Lines of data:
↓↓↓

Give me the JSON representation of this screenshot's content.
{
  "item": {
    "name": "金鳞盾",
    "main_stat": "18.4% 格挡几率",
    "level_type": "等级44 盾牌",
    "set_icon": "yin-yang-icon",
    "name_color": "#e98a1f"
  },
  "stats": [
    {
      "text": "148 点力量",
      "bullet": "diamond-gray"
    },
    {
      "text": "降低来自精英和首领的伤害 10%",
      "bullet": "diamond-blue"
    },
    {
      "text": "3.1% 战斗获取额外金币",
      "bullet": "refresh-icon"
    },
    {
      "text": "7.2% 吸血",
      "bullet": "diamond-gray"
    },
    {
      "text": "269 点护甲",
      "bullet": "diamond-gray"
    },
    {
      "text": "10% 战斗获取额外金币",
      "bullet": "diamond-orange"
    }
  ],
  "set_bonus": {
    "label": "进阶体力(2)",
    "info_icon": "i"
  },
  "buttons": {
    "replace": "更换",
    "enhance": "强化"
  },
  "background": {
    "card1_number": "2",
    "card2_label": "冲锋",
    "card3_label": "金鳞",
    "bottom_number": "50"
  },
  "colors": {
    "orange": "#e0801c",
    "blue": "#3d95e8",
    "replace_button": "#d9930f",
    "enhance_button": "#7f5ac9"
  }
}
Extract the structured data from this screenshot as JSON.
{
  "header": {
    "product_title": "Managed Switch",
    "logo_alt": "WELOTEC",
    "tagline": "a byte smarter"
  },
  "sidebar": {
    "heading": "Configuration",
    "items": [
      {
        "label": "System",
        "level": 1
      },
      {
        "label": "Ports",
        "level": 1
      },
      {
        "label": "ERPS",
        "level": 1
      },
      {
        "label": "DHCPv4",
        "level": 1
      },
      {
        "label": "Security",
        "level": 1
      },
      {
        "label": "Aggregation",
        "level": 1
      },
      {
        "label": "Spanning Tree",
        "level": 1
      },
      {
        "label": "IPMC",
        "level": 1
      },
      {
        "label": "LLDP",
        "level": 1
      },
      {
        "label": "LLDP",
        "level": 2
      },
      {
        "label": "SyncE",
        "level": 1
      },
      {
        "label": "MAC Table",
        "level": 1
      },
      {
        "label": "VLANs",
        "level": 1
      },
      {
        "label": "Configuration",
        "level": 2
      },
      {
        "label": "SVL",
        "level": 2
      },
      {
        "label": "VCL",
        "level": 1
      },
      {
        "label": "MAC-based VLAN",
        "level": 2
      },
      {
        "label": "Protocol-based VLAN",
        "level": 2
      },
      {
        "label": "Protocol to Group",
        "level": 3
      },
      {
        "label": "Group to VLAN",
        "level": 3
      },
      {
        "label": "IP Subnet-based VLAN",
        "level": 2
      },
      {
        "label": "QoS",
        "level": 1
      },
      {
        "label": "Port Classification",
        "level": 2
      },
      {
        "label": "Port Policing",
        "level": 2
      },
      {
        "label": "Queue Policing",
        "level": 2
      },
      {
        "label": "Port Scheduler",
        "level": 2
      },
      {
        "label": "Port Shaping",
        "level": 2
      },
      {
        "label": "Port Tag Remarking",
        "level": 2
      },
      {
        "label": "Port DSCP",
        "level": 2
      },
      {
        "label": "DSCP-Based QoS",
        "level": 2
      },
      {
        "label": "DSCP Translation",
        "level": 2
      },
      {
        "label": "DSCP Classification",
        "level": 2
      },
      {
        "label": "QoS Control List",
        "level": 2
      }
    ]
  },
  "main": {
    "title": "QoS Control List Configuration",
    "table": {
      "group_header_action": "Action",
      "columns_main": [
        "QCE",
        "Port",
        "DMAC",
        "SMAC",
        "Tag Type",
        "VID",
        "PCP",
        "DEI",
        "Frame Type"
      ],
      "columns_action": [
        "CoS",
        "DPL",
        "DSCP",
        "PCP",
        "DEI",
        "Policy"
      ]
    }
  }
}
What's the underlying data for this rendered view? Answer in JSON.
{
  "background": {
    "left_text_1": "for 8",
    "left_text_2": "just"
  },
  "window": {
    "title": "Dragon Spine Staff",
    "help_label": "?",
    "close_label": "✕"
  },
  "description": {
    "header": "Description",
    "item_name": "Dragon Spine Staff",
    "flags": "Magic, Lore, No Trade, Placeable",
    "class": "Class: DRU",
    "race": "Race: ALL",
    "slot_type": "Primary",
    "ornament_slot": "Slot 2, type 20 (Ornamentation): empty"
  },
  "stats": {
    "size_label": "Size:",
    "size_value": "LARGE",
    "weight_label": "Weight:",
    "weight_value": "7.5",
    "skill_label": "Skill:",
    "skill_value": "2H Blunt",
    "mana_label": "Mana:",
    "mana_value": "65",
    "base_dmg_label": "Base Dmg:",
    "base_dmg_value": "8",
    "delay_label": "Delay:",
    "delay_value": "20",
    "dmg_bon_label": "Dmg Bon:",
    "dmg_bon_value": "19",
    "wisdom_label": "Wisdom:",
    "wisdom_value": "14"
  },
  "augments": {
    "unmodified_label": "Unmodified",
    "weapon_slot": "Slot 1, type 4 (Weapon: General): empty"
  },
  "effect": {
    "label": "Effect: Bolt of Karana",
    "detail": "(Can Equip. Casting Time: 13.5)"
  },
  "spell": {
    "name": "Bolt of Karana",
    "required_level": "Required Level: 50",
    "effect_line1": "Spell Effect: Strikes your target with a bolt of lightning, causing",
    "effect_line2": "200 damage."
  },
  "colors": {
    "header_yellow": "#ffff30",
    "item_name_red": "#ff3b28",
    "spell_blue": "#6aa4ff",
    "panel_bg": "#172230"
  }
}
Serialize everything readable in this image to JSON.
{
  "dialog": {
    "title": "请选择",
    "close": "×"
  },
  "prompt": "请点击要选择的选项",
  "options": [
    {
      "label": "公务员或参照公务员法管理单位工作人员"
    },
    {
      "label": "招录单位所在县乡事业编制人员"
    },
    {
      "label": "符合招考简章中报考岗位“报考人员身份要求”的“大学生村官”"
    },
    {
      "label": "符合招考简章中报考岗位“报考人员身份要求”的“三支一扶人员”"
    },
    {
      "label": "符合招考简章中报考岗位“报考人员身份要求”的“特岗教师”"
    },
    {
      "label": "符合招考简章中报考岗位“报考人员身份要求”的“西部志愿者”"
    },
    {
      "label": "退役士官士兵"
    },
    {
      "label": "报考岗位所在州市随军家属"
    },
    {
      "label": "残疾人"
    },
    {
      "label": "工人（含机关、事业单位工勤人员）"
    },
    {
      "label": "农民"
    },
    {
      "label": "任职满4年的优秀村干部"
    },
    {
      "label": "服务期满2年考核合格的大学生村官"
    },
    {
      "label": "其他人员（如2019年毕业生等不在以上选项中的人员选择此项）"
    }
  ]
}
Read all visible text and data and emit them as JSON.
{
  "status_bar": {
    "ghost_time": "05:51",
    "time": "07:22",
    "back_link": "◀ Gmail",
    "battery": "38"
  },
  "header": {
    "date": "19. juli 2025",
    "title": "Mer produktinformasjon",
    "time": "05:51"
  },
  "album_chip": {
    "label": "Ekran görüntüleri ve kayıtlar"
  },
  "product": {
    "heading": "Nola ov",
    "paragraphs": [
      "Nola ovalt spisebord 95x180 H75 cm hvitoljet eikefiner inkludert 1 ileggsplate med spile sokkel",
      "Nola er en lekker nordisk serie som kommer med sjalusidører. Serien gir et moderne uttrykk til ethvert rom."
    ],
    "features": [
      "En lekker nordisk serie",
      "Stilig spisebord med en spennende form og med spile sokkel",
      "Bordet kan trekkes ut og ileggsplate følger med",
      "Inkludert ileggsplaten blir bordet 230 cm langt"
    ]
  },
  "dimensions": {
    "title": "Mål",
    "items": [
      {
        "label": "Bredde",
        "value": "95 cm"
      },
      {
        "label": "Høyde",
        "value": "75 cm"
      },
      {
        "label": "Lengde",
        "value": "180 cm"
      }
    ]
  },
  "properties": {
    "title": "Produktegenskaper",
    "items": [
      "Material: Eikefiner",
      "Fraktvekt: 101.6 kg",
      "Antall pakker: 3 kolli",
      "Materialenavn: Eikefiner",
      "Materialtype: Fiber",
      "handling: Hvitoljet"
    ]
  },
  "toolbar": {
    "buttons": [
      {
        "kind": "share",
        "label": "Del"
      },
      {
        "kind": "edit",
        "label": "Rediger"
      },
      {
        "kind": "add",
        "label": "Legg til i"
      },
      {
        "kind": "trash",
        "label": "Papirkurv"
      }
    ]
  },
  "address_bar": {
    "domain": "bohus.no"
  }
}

↑↑↑

- WHAT YOU ARE ASKED TO DO:
Copy each line holding the word "spisebord" from the listing above.

- ANSWER:
      "Nola ovalt spisebord 95x180 H75 cm hvitoljet eikefiner inkludert 1 ileggsplate med spile sokkel",
      "Stilig spisebord med en spennende form og med spile sokkel",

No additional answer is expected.